[[ DATA FOR PROCESSING, beginning ]]

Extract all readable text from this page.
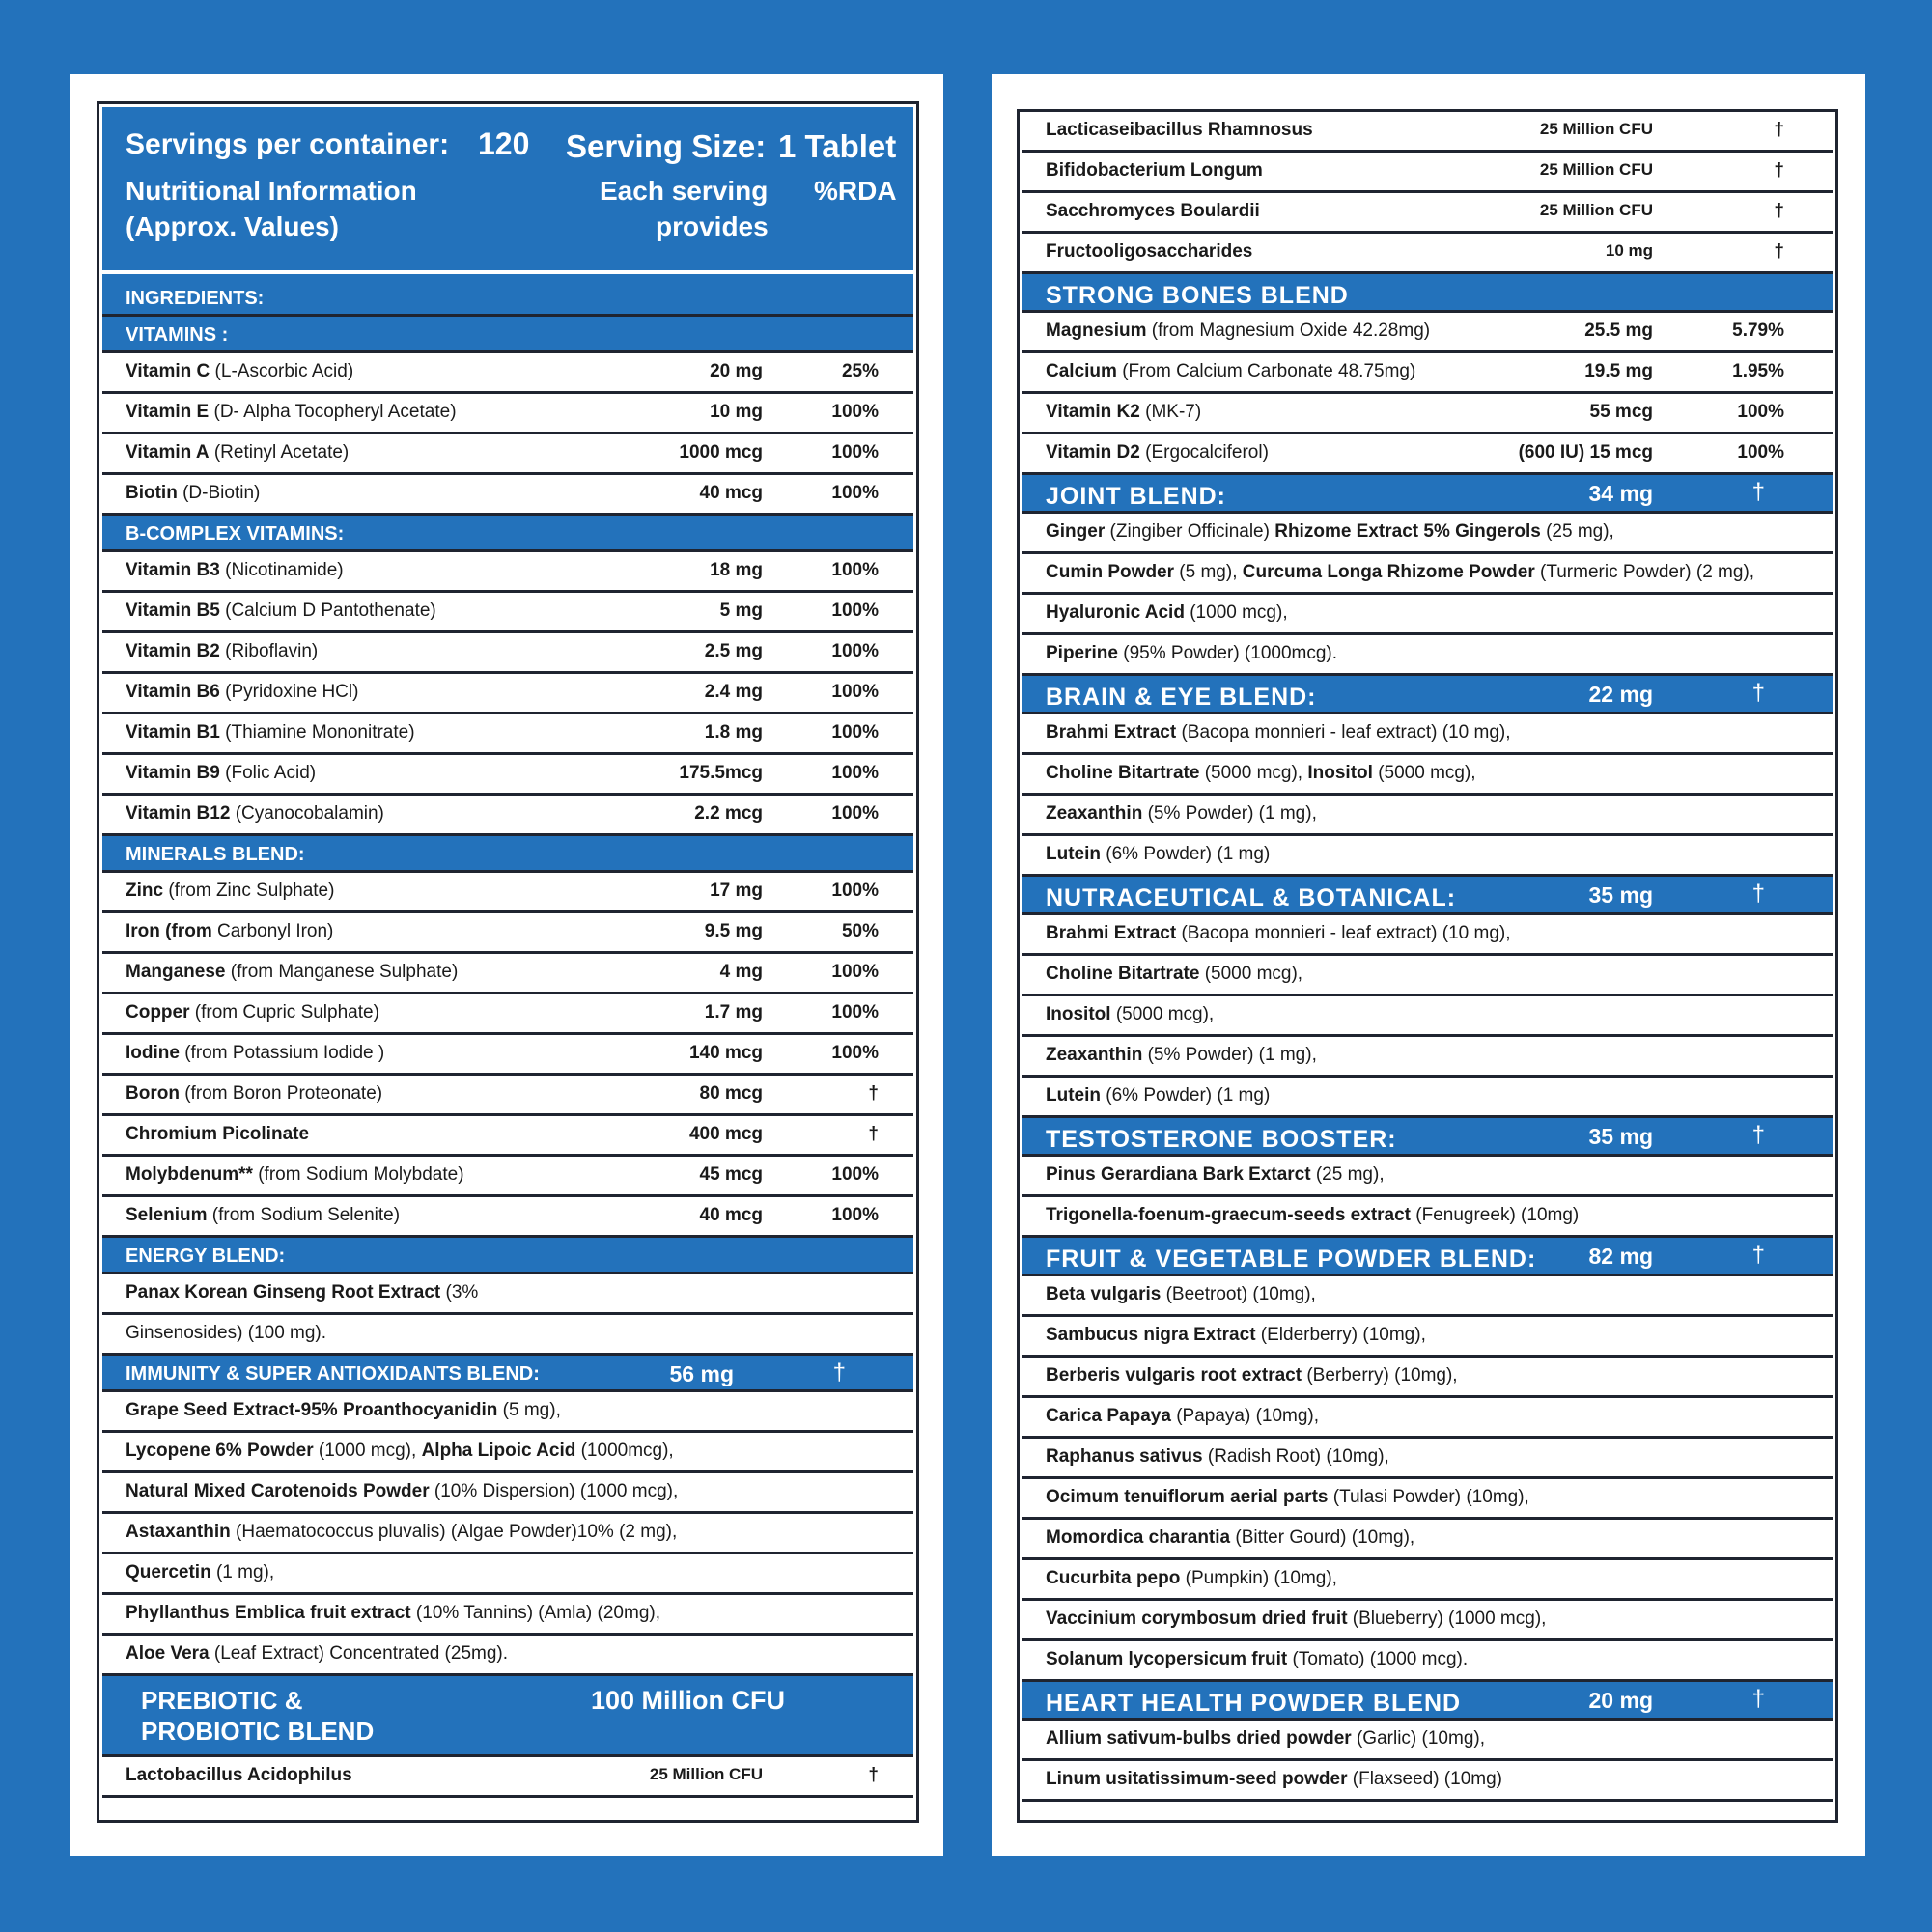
Servings per container: 120 Serving Size: 1 Tablet
Nutritional Information
(Approx. Values)
Each serving
provides
%RDA
INGREDIENTS:
VITAMINS :
Vitamin C (L-Ascorbic Acid)	20 mg	25%
Vitamin E (D- Alpha Tocopheryl Acetate)	10 mg	100%
Vitamin A (Retinyl Acetate)	1000 mcg	100%
Biotin (D-Biotin)	40 mcg	100%
B-COMPLEX VITAMINS:
Vitamin B3 (Nicotinamide)	18 mg	100%
Vitamin B5 (Calcium D Pantothenate)	5 mg	100%
Vitamin B2 (Riboflavin)	2.5 mg	100%
Vitamin B6 (Pyridoxine HCl)	2.4 mg	100%
Vitamin B1 (Thiamine Mononitrate)	1.8 mg	100%
Vitamin B9 (Folic Acid)	175.5mcg	100%
Vitamin B12 (Cyanocobalamin)	2.2 mcg	100%
MINERALS BLEND:
Zinc (from Zinc Sulphate)	17 mg	100%
Iron (from Carbonyl Iron)	9.5 mg	50%
Manganese (from Manganese Sulphate)	4 mg	100%
Copper (from Cupric Sulphate)	1.7 mg	100%
Iodine (from Potassium Iodide )	140 mcg	100%
Boron (from Boron Proteonate)	80 mcg	†
Chromium Picolinate	400 mcg	†
Molybdenum** (from Sodium Molybdate)	45 mcg	100%
Selenium (from Sodium Selenite)	40 mcg	100%
ENERGY BLEND:
Panax Korean Ginseng Root Extract (3%
Ginsenosides) (100 mg).
IMMUNITY & SUPER ANTIOXIDANTS BLEND:	56 mg	†
Grape Seed Extract-95% Proanthocyanidin (5 mg),
Lycopene 6% Powder (1000 mcg), Alpha Lipoic Acid (1000mcg),
Natural Mixed Carotenoids Powder (10% Dispersion) (1000 mcg),
Astaxanthin (Haematococcus pluvalis) (Algae Powder)10% (2 mg),
Quercetin (1 mg),
Phyllanthus Emblica fruit extract (10% Tannins) (Amla) (20mg),
Aloe Vera (Leaf Extract) Concentrated (25mg).
PREBIOTIC &
PROBIOTIC BLEND
100 Million CFU
Lactobacillus Acidophilus	25 Million CFU	†
Lacticaseibacillus Rhamnosus	25 Million CFU	†
Bifidobacterium Longum	25 Million CFU	†
Sacchromyces Boulardii	25 Million CFU	†
Fructooligosaccharides	10 mg	†
STRONG BONES BLEND
Magnesium (from Magnesium Oxide 42.28mg)	25.5 mg	5.79%
Calcium (From Calcium Carbonate 48.75mg)	19.5 mg	1.95%
Vitamin K2 (MK-7)	55 mcg	100%
Vitamin D2 (Ergocalciferol)	(600 IU) 15 mcg	100%
JOINT BLEND:	34 mg	†
Ginger (Zingiber Officinale) Rhizome Extract 5% Gingerols (25 mg),
Cumin Powder (5 mg), Curcuma Longa Rhizome Powder (Turmeric Powder) (2 mg),
Hyaluronic Acid (1000 mcg),
Piperine (95% Powder) (1000mcg).
BRAIN & EYE BLEND:	22 mg	†
Brahmi Extract (Bacopa monnieri - leaf extract) (10 mg),
Choline Bitartrate (5000 mcg), Inositol (5000 mcg),
Zeaxanthin (5% Powder) (1 mg),
Lutein (6% Powder) (1 mg)
NUTRACEUTICAL & BOTANICAL:	35 mg	†
Brahmi Extract (Bacopa monnieri - leaf extract) (10 mg),
Choline Bitartrate (5000 mcg),
Inositol (5000 mcg),
Zeaxanthin (5% Powder) (1 mg),
Lutein (6% Powder) (1 mg)
TESTOSTERONE BOOSTER:	35 mg	†
Pinus Gerardiana Bark Extarct (25 mg),
Trigonella-foenum-graecum-seeds extract (Fenugreek) (10mg)
FRUIT & VEGETABLE POWDER BLEND: 82 mg	†
Beta vulgaris (Beetroot) (10mg),
Sambucus nigra Extract (Elderberry) (10mg),
Berberis vulgaris root extract (Berberry) (10mg),
Carica Papaya (Papaya) (10mg),
Raphanus sativus (Radish Root) (10mg),
Ocimum tenuiflorum aerial parts (Tulasi Powder) (10mg),
Momordica charantia (Bitter Gourd) (10mg),
Cucurbita pepo (Pumpkin) (10mg),
Vaccinium corymbosum dried fruit (Blueberry) (1000 mcg),
Solanum lycopersicum fruit (Tomato) (1000 mcg).
HEART HEALTH POWDER BLEND	20 mg	†
Allium sativum-bulbs dried powder (Garlic) (10mg),
Linum usitatissimum-seed powder (Flaxseed) (10mg)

[[ DATA FOR PROCESSING, end ]]

Give back the listing exactly, with the pictures removed.

■ WRITTEN RESPONSE
Extract all readable text from this page.
Servings per container: 120 Serving Size: 1 Tablet
Nutritional Information
(Approx. Values)
Each serving
provides
%RDA
INGREDIENTS:
VITAMINS :
Vitamin C (L-Ascorbic Acid)	20 mg	25%
Vitamin E (D- Alpha Tocopheryl Acetate)	10 mg	100%
Vitamin A (Retinyl Acetate)	1000 mcg	100%
Biotin (D-Biotin)	40 mcg	100%
B-COMPLEX VITAMINS:
Vitamin B3 (Nicotinamide)	18 mg	100%
Vitamin B5 (Calcium D Pantothenate)	5 mg	100%
Vitamin B2 (Riboflavin)	2.5 mg	100%
Vitamin B6 (Pyridoxine HCl)	2.4 mg	100%
Vitamin B1 (Thiamine Mononitrate)	1.8 mg	100%
Vitamin B9 (Folic Acid)	175.5mcg	100%
Vitamin B12 (Cyanocobalamin)	2.2 mcg	100%
MINERALS BLEND:
Zinc (from Zinc Sulphate)	17 mg	100%
Iron (from Carbonyl Iron)	9.5 mg	50%
Manganese (from Manganese Sulphate)	4 mg	100%
Copper (from Cupric Sulphate)	1.7 mg	100%
Iodine (from Potassium Iodide )	140 mcg	100%
Boron (from Boron Proteonate)	80 mcg	†
Chromium Picolinate	400 mcg	†
Molybdenum** (from Sodium Molybdate)	45 mcg	100%
Selenium (from Sodium Selenite)	40 mcg	100%
ENERGY BLEND:
Panax Korean Ginseng Root Extract (3%
Ginsenosides) (100 mg).
IMMUNITY & SUPER ANTIOXIDANTS BLEND:	56 mg	†
Grape Seed Extract-95% Proanthocyanidin (5 mg),
Lycopene 6% Powder (1000 mcg), Alpha Lipoic Acid (1000mcg),
Natural Mixed Carotenoids Powder (10% Dispersion) (1000 mcg),
Astaxanthin (Haematococcus pluvalis) (Algae Powder)10% (2 mg),
Quercetin (1 mg),
Phyllanthus Emblica fruit extract (10% Tannins) (Amla) (20mg),
Aloe Vera (Leaf Extract) Concentrated (25mg).
PREBIOTIC &
PROBIOTIC BLEND
100 Million CFU
Lactobacillus Acidophilus	25 Million CFU	†
Lacticaseibacillus Rhamnosus	25 Million CFU	†
Bifidobacterium Longum	25 Million CFU	†
Sacchromyces Boulardii	25 Million CFU	†
Fructooligosaccharides	10 mg	†
STRONG BONES BLEND
Magnesium (from Magnesium Oxide 42.28mg)	25.5 mg	5.79%
Calcium (From Calcium Carbonate 48.75mg)	19.5 mg	1.95%
Vitamin K2 (MK-7)	55 mcg	100%
Vitamin D2 (Ergocalciferol)	(600 IU) 15 mcg	100%
JOINT BLEND:	34 mg	†
Ginger (Zingiber Officinale) Rhizome Extract 5% Gingerols (25 mg),
Cumin Powder (5 mg), Curcuma Longa Rhizome Powder (Turmeric Powder) (2 mg),
Hyaluronic Acid (1000 mcg),
Piperine (95% Powder) (1000mcg).
BRAIN & EYE BLEND:	22 mg	†
Brahmi Extract (Bacopa monnieri - leaf extract) (10 mg),
Choline Bitartrate (5000 mcg), Inositol (5000 mcg),
Zeaxanthin (5% Powder) (1 mg),
Lutein (6% Powder) (1 mg)
NUTRACEUTICAL & BOTANICAL:	35 mg	†
Brahmi Extract (Bacopa monnieri - leaf extract) (10 mg),
Choline Bitartrate (5000 mcg),
Inositol (5000 mcg),
Zeaxanthin (5% Powder) (1 mg),
Lutein (6% Powder) (1 mg)
TESTOSTERONE BOOSTER:	35 mg	†
Pinus Gerardiana Bark Extarct (25 mg),
Trigonella-foenum-graecum-seeds extract (Fenugreek) (10mg)
FRUIT & VEGETABLE POWDER BLEND: 82 mg	†
Beta vulgaris (Beetroot) (10mg),
Sambucus nigra Extract (Elderberry) (10mg),
Berberis vulgaris root extract (Berberry) (10mg),
Carica Papaya (Papaya) (10mg),
Raphanus sativus (Radish Root) (10mg),
Ocimum tenuiflorum aerial parts (Tulasi Powder) (10mg),
Momordica charantia (Bitter Gourd) (10mg),
Cucurbita pepo (Pumpkin) (10mg),
Vaccinium corymbosum dried fruit (Blueberry) (1000 mcg),
Solanum lycopersicum fruit (Tomato) (1000 mcg).
HEART HEALTH POWDER BLEND	20 mg	†
Allium sativum-bulbs dried powder (Garlic) (10mg),
Linum usitatissimum-seed powder (Flaxseed) (10mg)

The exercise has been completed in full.